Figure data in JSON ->
## Start

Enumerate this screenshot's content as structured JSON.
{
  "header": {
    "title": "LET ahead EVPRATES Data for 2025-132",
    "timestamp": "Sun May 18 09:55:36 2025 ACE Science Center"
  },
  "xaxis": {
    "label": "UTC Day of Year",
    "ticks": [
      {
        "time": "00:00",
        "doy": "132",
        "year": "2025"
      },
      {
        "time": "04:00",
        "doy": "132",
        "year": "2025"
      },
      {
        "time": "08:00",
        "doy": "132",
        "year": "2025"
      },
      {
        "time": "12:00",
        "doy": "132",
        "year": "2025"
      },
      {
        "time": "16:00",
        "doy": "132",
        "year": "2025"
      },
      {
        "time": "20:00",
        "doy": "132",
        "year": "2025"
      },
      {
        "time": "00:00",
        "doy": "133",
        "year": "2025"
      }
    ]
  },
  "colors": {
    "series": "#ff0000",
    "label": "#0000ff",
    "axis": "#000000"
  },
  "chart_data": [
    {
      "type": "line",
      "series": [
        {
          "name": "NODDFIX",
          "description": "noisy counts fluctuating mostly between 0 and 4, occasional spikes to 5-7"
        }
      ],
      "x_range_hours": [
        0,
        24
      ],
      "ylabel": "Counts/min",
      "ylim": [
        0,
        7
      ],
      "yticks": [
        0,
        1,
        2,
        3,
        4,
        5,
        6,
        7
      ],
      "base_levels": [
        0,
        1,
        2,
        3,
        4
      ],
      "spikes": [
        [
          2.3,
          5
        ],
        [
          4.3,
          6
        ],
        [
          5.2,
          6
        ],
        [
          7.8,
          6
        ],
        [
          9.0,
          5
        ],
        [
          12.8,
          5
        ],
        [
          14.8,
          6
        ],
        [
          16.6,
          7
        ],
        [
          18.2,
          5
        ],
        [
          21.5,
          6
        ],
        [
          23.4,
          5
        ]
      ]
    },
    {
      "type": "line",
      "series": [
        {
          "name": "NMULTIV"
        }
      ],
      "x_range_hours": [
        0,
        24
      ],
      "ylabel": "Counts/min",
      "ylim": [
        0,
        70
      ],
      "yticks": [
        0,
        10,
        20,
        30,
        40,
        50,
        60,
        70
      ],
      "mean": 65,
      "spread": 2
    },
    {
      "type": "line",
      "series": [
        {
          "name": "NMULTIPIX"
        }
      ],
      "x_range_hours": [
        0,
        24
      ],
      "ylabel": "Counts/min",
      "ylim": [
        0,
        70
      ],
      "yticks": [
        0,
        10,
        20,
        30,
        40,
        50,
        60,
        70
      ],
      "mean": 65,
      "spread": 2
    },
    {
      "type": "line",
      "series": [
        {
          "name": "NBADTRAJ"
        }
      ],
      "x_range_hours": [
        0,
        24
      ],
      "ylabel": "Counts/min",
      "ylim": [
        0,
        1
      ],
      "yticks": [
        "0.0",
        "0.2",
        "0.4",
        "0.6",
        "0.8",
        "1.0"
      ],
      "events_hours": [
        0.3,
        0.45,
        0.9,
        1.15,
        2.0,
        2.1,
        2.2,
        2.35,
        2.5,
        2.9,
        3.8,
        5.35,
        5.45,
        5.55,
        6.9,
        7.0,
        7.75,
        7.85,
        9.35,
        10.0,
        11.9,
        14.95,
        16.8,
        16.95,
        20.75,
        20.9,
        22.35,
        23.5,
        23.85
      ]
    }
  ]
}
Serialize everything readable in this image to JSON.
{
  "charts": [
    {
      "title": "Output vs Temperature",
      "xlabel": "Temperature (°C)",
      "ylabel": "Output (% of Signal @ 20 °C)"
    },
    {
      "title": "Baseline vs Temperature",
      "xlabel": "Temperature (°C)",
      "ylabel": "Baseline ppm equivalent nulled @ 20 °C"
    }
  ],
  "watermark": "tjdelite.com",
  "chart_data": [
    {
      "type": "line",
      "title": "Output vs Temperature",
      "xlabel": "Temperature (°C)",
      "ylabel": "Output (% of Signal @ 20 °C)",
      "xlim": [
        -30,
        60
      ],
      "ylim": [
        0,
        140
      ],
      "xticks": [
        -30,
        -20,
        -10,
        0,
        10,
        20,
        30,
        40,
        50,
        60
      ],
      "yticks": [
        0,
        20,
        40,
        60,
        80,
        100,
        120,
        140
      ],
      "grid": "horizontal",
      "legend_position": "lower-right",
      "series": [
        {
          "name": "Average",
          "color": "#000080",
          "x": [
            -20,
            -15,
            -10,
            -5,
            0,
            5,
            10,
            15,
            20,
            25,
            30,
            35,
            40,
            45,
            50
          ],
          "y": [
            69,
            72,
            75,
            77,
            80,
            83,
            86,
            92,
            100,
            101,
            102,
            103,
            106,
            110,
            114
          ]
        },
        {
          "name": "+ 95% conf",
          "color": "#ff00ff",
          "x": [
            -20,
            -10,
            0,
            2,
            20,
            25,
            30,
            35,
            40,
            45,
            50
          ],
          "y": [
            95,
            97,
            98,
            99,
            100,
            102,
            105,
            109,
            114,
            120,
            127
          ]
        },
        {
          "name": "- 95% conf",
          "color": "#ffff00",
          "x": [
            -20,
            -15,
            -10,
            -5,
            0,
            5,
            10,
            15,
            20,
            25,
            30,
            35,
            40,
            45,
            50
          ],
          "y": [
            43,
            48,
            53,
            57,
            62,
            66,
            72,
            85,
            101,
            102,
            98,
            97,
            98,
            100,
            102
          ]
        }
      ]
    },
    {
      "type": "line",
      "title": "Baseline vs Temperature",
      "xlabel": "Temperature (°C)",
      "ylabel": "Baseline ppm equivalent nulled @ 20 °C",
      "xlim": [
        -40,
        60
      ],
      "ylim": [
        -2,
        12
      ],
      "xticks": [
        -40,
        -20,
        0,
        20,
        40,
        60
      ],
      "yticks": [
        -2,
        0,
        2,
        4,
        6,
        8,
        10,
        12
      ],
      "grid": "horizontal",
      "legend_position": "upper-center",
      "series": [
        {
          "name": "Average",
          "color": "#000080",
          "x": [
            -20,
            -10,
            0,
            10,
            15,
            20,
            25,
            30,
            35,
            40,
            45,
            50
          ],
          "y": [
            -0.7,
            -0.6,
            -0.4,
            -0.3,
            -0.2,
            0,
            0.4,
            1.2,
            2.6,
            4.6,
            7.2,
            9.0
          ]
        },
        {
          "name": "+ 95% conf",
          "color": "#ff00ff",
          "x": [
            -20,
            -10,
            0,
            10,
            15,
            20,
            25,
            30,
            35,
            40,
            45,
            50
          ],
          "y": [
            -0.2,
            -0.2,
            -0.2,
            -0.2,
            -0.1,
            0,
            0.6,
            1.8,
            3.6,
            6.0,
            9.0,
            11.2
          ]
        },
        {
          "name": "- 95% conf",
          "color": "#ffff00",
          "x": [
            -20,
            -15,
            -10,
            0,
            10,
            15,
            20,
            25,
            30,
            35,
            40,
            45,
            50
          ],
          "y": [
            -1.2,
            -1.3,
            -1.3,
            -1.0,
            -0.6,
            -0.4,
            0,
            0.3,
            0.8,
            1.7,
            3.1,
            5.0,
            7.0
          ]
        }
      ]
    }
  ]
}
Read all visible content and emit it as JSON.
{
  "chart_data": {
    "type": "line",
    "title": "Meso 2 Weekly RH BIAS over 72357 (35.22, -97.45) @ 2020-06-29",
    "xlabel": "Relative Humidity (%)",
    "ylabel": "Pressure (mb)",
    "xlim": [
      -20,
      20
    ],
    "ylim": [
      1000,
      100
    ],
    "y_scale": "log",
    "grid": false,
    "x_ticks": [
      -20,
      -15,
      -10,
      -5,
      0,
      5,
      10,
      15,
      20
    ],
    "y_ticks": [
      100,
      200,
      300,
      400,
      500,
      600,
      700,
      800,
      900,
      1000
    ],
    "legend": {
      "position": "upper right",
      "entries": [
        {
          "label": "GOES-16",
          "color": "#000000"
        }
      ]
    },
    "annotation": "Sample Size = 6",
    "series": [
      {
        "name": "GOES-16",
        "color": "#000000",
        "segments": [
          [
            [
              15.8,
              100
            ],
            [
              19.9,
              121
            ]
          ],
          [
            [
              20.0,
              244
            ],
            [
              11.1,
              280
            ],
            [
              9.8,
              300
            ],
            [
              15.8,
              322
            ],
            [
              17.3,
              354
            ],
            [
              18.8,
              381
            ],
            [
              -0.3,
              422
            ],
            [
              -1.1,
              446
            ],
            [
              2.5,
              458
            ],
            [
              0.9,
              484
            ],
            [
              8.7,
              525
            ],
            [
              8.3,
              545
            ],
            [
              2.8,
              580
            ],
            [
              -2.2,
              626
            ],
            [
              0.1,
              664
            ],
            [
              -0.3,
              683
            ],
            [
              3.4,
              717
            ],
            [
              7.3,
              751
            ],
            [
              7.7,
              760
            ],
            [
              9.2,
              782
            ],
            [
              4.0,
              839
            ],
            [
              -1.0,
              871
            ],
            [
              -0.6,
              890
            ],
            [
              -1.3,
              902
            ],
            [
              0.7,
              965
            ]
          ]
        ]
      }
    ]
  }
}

## End

INSTRUCTIONS TO FOLLOW ->
Identify the lines above with the word "Output". Copy them.

RESULT BELOW ->
      "title": "Output vs Temperature",
      "ylabel": "Output (% of Signal @ 20 °C)"
      "title": "Output vs Temperature",
      "ylabel": "Output (% of Signal @ 20 °C)",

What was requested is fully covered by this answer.